** Start of RECORDS FOR PROCESSING **

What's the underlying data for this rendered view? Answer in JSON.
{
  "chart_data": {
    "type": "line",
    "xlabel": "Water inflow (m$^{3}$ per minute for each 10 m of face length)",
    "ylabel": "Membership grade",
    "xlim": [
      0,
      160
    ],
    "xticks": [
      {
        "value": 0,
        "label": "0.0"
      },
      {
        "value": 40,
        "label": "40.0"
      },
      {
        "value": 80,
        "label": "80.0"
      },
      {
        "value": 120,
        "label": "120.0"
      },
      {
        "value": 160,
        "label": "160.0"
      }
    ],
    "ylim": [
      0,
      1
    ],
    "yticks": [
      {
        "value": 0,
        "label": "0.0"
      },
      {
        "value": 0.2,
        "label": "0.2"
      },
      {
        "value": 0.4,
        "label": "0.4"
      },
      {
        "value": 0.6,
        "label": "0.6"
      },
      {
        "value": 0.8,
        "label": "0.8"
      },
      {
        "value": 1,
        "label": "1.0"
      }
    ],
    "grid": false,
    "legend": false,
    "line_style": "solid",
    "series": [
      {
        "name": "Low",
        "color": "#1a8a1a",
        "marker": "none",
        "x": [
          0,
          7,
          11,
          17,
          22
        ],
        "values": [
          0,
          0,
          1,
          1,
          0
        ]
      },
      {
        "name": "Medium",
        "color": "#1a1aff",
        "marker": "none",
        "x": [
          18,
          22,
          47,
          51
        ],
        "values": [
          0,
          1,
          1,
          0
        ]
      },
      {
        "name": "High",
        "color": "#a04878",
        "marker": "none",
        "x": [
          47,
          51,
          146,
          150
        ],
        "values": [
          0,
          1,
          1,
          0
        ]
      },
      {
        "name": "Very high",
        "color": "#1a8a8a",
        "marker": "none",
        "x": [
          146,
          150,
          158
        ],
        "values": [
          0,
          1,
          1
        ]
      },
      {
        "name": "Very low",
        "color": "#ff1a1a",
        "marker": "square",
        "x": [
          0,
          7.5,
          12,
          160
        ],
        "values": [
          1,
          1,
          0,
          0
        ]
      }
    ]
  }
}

** End of RECORDS FOR PROCESSING **

- JOB
Write out every line of the entries that holds the word "color".

- ANSWER FOR THIS EXERCISE
        "color": "#1a8a1a",
        "color": "#1a1aff",
        "color": "#a04878",
        "color": "#1a8a8a",
        "color": "#ff1a1a",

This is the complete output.